### [Short task]
Write out each line that follows exactly as it stands, without the pictures.

### [Stored data]

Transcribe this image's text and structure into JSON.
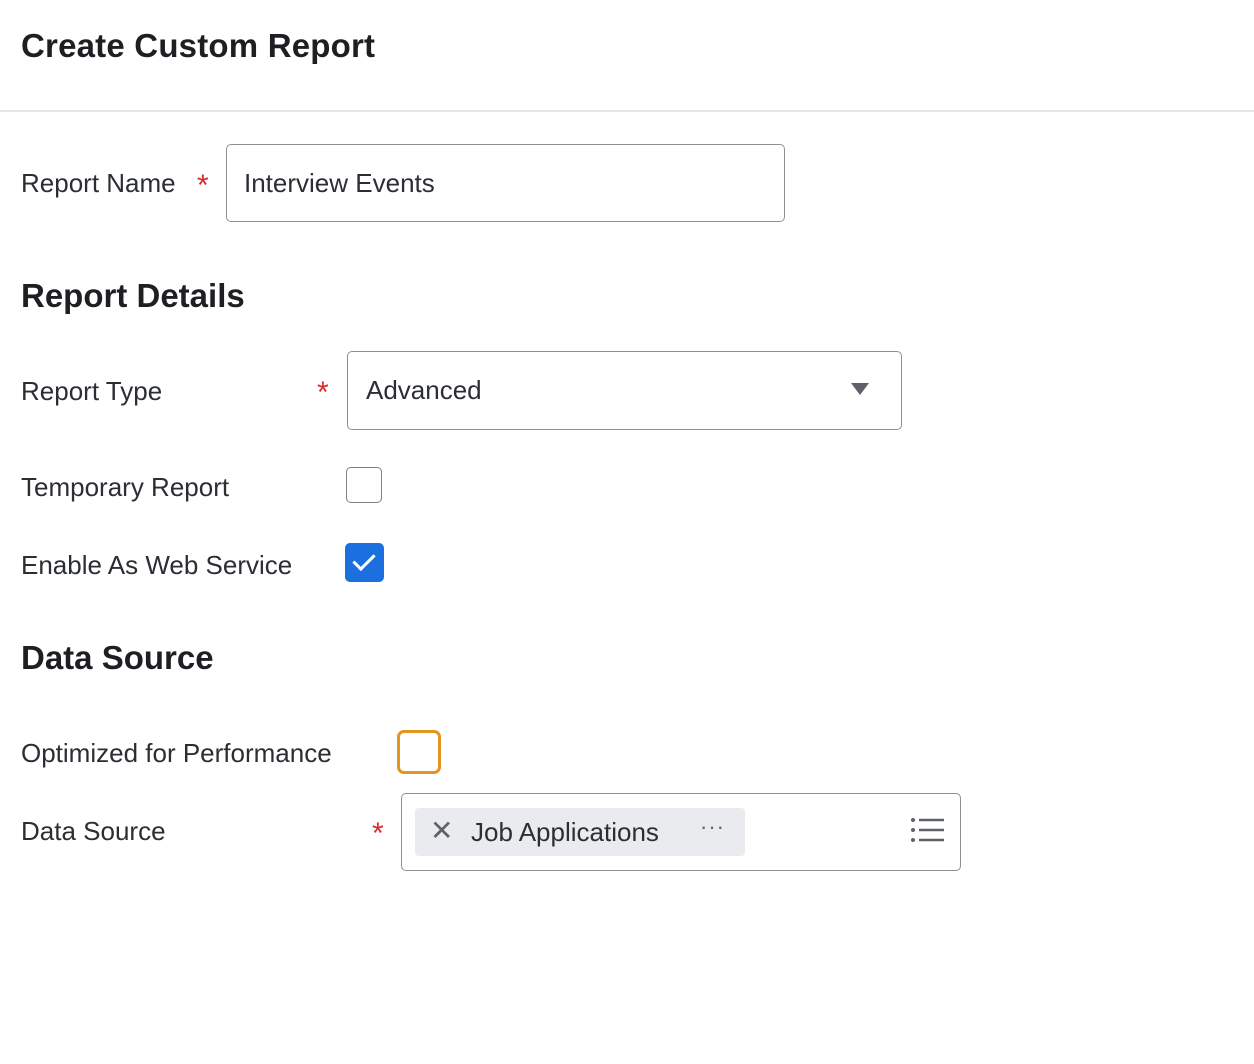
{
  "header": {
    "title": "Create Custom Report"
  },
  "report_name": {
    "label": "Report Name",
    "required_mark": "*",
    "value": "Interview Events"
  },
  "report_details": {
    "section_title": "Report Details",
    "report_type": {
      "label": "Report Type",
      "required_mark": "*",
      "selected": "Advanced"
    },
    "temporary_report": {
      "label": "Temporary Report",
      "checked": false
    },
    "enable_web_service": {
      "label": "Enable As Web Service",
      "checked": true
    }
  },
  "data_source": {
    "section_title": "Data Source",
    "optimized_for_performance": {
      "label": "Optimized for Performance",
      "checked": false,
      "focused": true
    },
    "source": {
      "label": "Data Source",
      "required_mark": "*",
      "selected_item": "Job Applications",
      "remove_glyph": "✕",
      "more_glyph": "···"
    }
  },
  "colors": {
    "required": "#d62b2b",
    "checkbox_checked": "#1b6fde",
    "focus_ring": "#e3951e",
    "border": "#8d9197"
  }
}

### [Expected output]
Transcribe this image's text and structure into JSON.
{
  "header": {
    "title": "Create Custom Report"
  },
  "report_name": {
    "label": "Report Name",
    "required_mark": "*",
    "value": "Interview Events"
  },
  "report_details": {
    "section_title": "Report Details",
    "report_type": {
      "label": "Report Type",
      "required_mark": "*",
      "selected": "Advanced"
    },
    "temporary_report": {
      "label": "Temporary Report",
      "checked": false
    },
    "enable_web_service": {
      "label": "Enable As Web Service",
      "checked": true
    }
  },
  "data_source": {
    "section_title": "Data Source",
    "optimized_for_performance": {
      "label": "Optimized for Performance",
      "checked": false,
      "focused": true
    },
    "source": {
      "label": "Data Source",
      "required_mark": "*",
      "selected_item": "Job Applications",
      "remove_glyph": "✕",
      "more_glyph": "···"
    }
  },
  "colors": {
    "required": "#d62b2b",
    "checkbox_checked": "#1b6fde",
    "focus_ring": "#e3951e",
    "border": "#8d9197"
  }
}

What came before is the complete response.